Brief:
Find and return each line containing "UNAPROP".

Recorded data
►
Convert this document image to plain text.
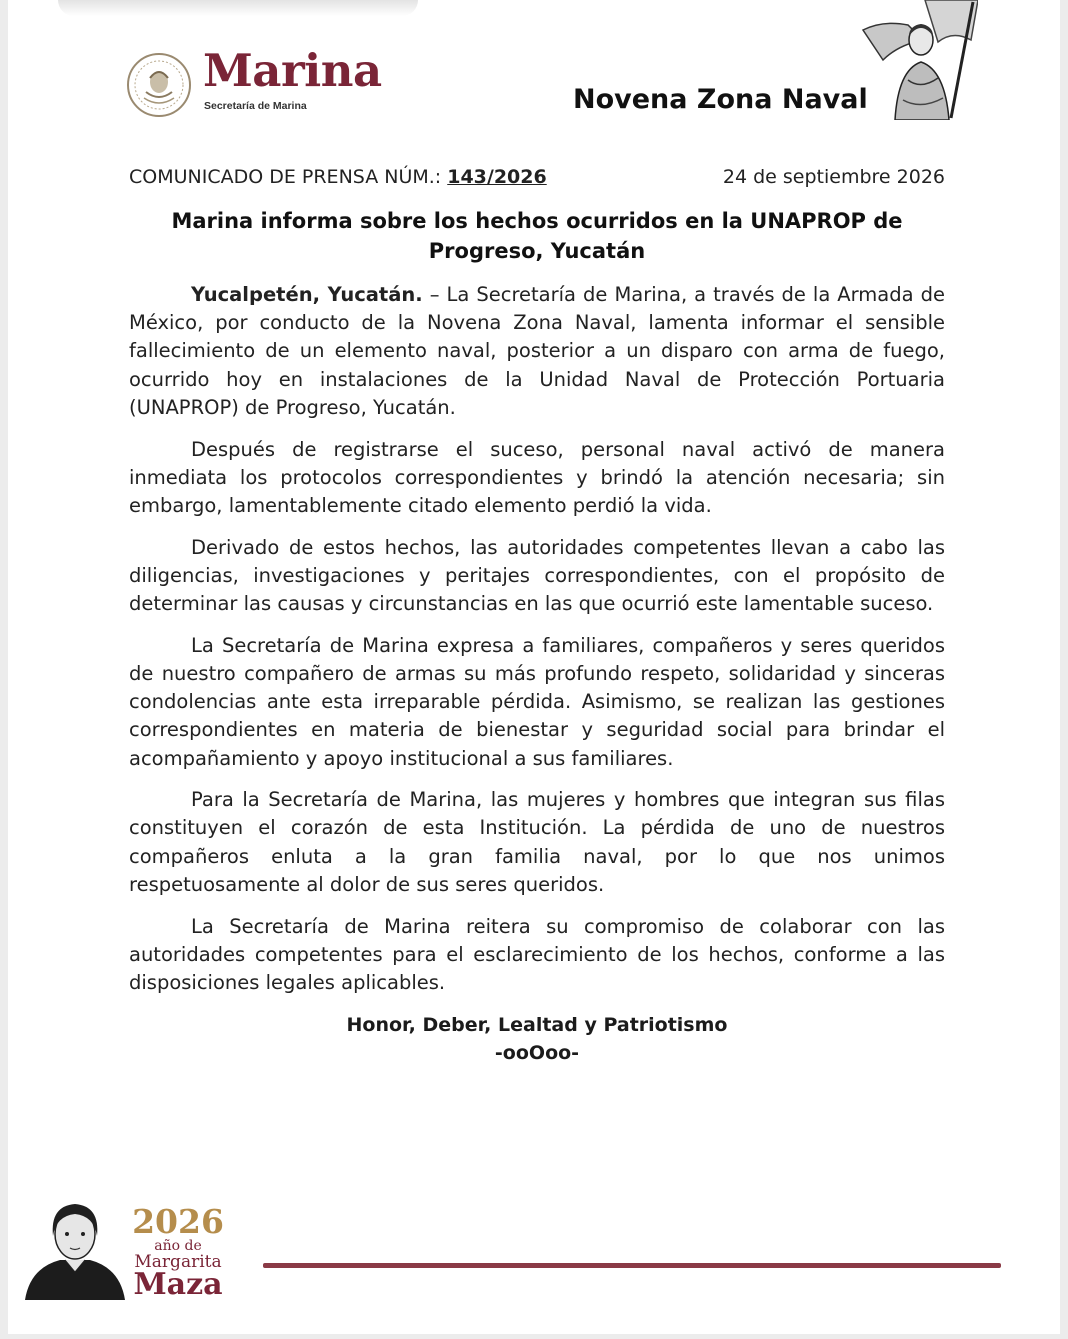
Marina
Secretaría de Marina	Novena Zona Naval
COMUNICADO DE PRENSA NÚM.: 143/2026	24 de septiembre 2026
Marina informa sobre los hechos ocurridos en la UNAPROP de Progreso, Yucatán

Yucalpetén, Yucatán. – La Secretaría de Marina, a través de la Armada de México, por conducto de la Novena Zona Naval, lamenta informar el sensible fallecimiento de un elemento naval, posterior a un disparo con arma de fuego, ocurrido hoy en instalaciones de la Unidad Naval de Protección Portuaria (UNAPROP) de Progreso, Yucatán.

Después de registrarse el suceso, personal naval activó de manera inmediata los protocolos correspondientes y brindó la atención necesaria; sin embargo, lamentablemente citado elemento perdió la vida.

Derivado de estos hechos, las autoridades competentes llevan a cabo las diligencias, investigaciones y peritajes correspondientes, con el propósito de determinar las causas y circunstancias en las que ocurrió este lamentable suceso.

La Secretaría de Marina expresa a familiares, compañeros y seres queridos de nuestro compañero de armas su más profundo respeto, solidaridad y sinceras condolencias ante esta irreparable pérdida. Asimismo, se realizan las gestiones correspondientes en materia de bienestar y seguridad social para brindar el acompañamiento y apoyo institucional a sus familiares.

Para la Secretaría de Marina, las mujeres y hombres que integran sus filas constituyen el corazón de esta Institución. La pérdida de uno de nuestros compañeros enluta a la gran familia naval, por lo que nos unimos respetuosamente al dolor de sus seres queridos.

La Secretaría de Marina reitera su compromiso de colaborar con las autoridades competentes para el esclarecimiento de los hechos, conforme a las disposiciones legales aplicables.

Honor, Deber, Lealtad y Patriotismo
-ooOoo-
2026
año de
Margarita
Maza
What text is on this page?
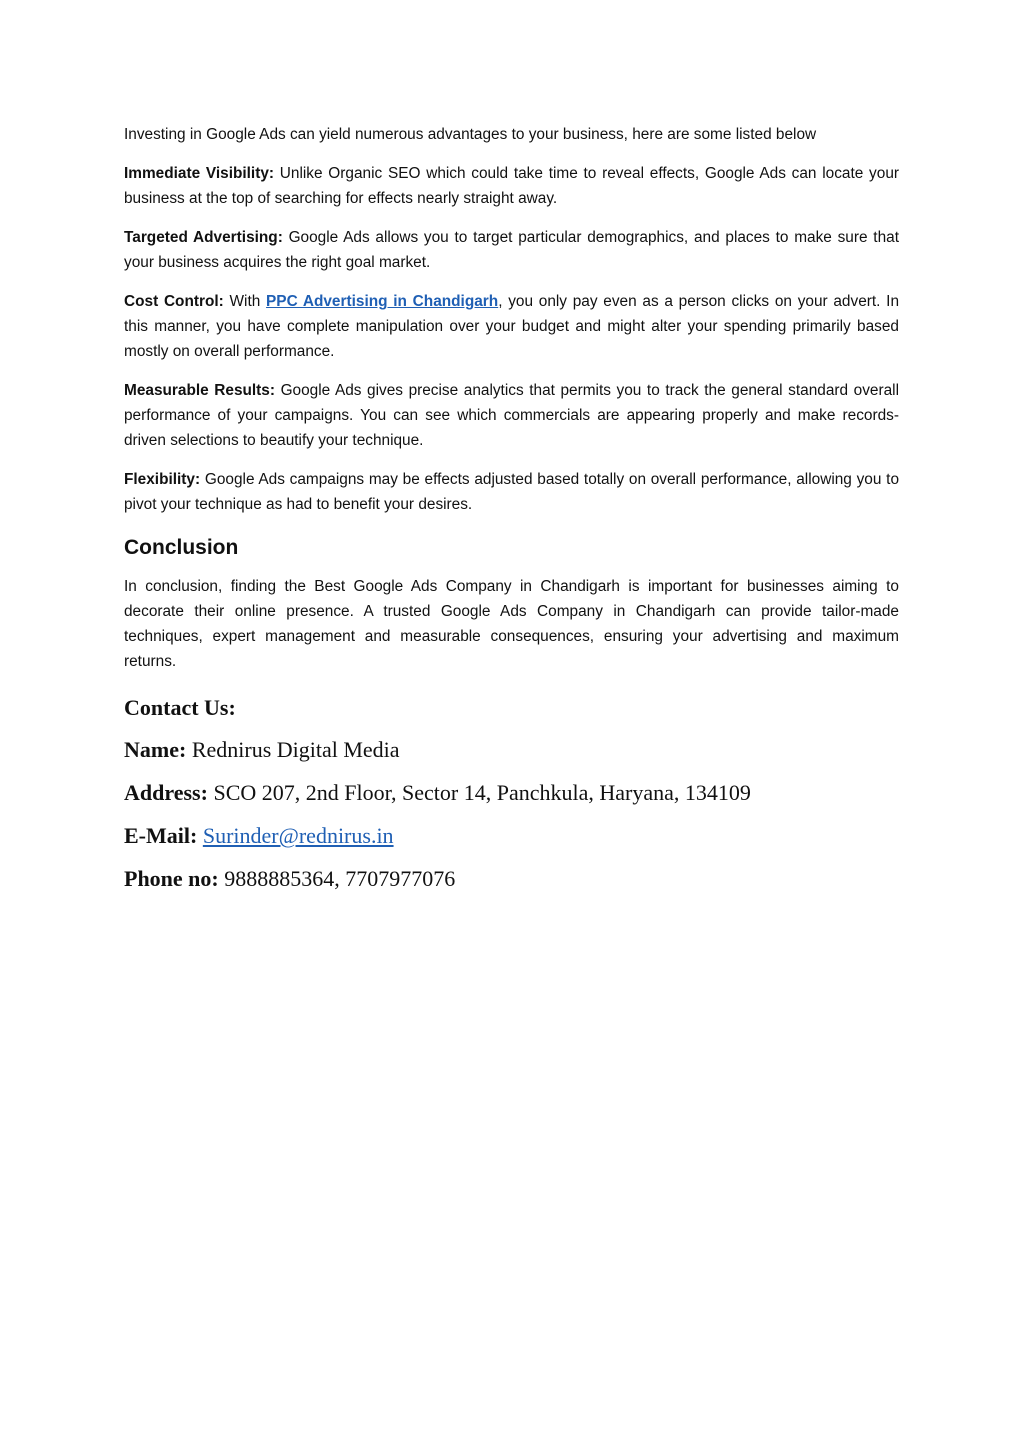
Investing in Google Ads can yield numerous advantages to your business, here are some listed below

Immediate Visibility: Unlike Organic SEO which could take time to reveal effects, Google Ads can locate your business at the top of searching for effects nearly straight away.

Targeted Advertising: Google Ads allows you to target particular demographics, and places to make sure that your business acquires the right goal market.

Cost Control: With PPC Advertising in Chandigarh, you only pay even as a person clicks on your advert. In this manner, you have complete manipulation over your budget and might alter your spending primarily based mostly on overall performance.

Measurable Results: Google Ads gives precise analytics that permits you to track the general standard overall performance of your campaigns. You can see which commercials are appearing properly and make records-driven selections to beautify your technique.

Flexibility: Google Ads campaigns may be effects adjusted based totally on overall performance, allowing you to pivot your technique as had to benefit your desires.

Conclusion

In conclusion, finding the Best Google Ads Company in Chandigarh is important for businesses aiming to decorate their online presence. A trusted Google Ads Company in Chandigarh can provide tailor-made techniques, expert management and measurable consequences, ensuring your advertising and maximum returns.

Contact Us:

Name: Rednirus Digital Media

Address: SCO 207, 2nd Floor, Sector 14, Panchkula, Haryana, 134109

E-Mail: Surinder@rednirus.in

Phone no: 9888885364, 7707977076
◄
Answer for the task:
Marina informa sobre los hechos ocurridos en la UNAPROP de Progreso, Yucatán
Yucalpetén, Yucatán. – La Secretaría de Marina, a través de la Armada de México, por conducto de la Novena Zona Naval, lamenta informar el sensible fallecimiento de un elemento naval, posterior a un disparo con arma de fuego, ocurrido hoy en instalaciones de la Unidad Naval de Protección Portuaria (UNAPROP) de Progreso, Yucatán.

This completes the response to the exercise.